题目链接:http://poj.org/problem?id=3348
思路:模板题,求面积就是以p0为统一端点,转换成求一些三角形的面积和。
#include <cstdio>
#include <cstdlib>
#include <cstring>
#include <bitset>
#include <cmath>
#include <cctype>
#include <iostream>
#include <algorithm>
#include <string>
#include <vector>
#include <queue>
#include <map>
#include <set>
#include <sstream>
#include <iomanip>
using namespace std;
typedef long long ll;
typedef unsigned long long ull;
const ll inff = 0x3f3f3f3f3f3f3f3f;
#define FOR(i,a,b) for(int i(a);i<=(b);++i)
#define FOL(i,a,b) for(int i(a);i>=(b);--i)
#define REW(a,b) memset(a,b,sizeof(a))
#define inf int(0x3f3f3f3f)
#define si(a) scanf("%d",&a)
#define sl(a) scanf("%lld",&a)
#define sd(a) scanf("%lf",&a)
#define ss(a) scanf("%s",a)
#define mod int(1e9+7)
#define pb push_back
#define Pll pair<ll,ll>
#define P pair<int,int>
#define pi acos(-1)

(任务目标)
1. 请逐字引用这篇题解中从“#define inf int(0x3f3f3f3f)”往下一直到“#define mod int(1e9+7)”的全部内容。
2. 根据这篇题解回答下列问题:
(a) 题目链接中的题号是多少?
(b) 求面积时以哪个点作为统一端点?
(c) 宏 mod 被定义为什么值?

(所附条目)
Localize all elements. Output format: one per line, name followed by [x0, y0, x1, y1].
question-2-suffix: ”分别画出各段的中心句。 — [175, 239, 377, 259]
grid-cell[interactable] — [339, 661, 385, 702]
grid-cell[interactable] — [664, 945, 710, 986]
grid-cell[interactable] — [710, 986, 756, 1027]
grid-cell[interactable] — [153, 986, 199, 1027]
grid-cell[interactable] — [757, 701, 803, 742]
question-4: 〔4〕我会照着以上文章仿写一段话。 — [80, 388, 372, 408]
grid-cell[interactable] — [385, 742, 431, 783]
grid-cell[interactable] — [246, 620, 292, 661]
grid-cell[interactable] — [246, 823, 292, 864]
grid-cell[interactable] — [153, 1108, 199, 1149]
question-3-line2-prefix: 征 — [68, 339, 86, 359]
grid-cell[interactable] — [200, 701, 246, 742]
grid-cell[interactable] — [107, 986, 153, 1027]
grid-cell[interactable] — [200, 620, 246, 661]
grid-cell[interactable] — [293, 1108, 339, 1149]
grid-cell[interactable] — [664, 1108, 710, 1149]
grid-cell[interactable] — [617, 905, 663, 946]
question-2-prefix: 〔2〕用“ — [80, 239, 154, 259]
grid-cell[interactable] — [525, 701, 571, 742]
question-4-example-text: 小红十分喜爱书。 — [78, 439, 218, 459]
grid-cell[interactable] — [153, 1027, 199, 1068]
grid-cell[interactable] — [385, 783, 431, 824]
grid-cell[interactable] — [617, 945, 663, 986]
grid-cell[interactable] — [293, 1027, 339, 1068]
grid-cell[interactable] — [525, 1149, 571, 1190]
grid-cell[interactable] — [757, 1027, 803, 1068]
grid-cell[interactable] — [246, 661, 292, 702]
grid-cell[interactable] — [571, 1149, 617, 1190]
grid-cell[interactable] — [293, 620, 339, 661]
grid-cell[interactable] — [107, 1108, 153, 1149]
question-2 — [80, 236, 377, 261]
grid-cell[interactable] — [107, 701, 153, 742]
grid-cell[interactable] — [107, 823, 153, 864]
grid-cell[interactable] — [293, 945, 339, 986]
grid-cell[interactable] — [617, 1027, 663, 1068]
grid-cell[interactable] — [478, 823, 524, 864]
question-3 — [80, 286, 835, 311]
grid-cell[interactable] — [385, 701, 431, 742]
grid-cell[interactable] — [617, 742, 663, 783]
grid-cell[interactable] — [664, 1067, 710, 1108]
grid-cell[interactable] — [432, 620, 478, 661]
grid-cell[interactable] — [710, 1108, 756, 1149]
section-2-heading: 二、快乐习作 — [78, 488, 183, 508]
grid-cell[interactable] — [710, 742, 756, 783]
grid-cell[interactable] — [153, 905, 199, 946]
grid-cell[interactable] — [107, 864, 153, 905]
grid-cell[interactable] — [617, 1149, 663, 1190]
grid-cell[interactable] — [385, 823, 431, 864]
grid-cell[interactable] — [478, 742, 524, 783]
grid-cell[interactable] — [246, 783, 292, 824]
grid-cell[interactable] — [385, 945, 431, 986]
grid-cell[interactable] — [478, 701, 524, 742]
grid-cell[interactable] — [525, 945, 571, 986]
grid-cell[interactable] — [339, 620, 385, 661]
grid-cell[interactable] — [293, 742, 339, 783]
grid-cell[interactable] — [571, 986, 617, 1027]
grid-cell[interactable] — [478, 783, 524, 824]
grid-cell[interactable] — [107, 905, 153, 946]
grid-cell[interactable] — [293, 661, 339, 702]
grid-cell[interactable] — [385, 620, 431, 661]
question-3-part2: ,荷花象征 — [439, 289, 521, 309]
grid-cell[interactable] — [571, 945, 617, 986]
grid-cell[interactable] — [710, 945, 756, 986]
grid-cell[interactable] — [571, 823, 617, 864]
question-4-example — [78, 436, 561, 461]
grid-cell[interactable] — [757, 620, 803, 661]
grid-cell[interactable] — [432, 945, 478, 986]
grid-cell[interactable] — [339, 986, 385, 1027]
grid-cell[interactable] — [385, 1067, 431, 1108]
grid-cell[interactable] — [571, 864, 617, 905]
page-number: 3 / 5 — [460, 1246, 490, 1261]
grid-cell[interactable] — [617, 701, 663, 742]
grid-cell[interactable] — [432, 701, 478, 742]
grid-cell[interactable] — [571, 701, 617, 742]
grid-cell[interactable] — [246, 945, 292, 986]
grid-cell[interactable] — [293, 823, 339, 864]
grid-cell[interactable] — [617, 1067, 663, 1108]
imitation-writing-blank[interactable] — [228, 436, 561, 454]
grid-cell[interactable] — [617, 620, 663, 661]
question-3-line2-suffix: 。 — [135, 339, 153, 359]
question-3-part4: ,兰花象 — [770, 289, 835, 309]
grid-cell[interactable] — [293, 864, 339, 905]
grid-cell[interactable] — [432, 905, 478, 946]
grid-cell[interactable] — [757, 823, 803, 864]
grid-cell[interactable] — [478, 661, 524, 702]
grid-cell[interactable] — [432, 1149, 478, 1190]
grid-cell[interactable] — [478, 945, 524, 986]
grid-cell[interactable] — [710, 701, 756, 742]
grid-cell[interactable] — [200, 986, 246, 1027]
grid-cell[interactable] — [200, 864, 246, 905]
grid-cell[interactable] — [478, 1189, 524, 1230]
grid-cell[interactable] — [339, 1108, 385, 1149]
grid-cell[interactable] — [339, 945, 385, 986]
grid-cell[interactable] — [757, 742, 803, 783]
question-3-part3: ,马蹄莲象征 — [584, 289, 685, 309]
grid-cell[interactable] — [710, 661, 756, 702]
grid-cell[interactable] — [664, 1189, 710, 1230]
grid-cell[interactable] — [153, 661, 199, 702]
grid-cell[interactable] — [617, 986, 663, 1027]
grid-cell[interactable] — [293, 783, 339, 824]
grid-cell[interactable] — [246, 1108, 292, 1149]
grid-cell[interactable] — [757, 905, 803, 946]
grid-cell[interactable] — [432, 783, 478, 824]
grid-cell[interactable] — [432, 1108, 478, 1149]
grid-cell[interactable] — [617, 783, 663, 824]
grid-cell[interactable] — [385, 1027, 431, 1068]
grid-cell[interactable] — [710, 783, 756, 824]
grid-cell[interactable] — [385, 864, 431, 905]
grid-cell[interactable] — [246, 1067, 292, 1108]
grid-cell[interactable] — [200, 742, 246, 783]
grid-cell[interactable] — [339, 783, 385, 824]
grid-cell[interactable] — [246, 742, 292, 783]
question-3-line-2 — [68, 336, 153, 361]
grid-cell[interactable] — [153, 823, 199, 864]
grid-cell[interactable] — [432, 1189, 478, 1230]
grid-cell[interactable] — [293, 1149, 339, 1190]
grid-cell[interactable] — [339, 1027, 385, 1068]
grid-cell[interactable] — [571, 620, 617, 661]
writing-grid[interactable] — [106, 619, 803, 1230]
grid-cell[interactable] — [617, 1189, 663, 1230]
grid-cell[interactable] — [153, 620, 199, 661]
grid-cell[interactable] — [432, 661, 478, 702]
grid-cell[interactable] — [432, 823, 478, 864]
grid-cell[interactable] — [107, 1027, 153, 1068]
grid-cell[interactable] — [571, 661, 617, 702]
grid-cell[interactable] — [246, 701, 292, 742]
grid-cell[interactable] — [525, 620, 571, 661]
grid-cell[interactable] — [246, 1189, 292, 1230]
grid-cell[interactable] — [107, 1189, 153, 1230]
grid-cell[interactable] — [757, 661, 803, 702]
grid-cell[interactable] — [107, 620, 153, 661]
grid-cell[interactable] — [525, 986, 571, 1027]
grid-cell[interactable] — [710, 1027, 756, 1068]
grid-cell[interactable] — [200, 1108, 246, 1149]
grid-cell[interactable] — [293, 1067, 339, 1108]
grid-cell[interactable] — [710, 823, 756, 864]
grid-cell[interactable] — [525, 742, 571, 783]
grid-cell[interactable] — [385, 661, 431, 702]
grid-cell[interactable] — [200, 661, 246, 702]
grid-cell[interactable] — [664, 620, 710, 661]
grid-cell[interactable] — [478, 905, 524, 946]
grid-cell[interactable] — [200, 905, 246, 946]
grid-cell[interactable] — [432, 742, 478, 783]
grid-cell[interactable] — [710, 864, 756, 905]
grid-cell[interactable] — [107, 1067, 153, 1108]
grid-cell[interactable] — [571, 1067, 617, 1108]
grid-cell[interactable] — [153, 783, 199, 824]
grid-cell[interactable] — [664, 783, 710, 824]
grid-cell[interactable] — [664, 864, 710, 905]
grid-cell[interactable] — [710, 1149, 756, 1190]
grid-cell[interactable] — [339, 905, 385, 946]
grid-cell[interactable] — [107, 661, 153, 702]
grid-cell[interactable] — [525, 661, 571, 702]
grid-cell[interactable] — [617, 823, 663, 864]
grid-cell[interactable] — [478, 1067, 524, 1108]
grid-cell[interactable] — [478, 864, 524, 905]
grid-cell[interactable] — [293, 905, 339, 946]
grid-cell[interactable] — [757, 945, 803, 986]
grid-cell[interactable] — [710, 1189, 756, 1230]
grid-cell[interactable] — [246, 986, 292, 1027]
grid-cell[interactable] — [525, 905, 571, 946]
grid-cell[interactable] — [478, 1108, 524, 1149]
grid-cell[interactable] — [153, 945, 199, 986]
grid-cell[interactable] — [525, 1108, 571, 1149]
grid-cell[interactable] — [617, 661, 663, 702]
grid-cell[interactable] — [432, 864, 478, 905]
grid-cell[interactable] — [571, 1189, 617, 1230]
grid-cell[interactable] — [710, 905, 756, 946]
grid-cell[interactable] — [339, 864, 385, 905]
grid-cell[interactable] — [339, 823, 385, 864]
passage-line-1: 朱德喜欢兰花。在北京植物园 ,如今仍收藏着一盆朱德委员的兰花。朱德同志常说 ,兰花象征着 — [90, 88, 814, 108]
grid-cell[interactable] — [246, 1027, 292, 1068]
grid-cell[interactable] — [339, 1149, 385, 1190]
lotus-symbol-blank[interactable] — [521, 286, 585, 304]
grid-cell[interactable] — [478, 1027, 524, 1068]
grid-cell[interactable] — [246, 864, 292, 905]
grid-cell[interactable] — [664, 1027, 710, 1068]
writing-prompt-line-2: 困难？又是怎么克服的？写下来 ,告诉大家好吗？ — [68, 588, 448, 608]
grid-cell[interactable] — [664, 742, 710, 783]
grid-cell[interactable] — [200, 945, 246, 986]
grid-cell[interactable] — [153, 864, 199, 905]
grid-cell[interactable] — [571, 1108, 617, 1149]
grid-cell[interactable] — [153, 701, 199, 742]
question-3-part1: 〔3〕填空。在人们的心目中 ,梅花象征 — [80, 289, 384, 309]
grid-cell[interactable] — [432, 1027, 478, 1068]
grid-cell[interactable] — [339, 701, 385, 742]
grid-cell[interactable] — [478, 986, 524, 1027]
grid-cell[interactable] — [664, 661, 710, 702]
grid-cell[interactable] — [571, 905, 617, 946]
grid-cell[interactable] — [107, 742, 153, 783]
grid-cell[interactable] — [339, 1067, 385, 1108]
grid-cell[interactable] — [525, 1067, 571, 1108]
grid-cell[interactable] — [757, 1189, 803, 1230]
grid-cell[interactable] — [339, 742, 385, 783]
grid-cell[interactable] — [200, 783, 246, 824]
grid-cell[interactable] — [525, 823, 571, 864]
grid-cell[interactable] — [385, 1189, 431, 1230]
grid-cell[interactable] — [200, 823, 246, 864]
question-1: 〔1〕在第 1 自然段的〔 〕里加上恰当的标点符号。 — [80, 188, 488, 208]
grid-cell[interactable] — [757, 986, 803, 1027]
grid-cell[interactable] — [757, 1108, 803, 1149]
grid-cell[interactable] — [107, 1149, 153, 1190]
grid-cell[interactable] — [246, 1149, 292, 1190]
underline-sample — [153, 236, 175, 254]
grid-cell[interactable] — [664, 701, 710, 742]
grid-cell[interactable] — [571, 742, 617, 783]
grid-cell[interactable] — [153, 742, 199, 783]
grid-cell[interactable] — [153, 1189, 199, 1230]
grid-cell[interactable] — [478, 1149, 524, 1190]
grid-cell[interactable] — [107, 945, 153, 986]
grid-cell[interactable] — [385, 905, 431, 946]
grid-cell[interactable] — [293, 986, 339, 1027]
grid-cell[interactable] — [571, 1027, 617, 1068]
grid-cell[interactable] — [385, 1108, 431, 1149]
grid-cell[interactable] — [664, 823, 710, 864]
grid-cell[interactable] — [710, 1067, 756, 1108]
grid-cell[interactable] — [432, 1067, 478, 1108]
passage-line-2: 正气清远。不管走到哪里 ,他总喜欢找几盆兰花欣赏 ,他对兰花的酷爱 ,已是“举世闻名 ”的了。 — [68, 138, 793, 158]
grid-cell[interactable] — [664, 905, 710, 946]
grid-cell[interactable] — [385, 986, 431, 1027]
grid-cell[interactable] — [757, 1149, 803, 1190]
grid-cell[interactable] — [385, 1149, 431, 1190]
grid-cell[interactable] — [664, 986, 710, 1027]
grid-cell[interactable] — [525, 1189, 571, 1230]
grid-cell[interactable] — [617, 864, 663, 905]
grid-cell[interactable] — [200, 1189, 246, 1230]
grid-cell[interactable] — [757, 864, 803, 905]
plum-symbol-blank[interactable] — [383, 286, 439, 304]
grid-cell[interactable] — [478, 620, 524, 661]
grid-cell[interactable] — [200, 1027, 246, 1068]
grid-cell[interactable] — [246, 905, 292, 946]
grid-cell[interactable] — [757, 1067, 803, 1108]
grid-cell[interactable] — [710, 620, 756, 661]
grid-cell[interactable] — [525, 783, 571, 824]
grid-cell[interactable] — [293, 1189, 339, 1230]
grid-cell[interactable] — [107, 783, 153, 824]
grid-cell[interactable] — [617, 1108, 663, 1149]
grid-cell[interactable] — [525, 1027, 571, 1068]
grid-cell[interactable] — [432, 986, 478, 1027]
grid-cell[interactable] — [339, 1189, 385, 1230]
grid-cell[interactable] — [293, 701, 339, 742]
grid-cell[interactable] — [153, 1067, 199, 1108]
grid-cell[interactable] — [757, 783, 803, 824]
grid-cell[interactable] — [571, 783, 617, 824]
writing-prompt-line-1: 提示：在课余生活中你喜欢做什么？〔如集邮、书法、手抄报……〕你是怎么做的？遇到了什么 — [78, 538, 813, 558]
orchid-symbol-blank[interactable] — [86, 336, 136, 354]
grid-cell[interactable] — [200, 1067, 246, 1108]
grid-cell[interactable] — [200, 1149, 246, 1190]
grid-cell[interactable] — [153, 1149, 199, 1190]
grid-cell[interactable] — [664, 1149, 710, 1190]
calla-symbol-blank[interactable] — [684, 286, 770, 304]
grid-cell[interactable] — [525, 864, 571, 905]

(逐题作答)
1.
#define inf int(0x3f3f3f3f)
#define si(a) scanf("%d",&a)
#define sl(a) scanf("%lld",&a)
#define sd(a) scanf("%lf",&a)
#define ss(a) scanf("%s",a)
#define mod int(1e9+7)

2.
(a) 3348
(b) p0
(c) int(1e9+7)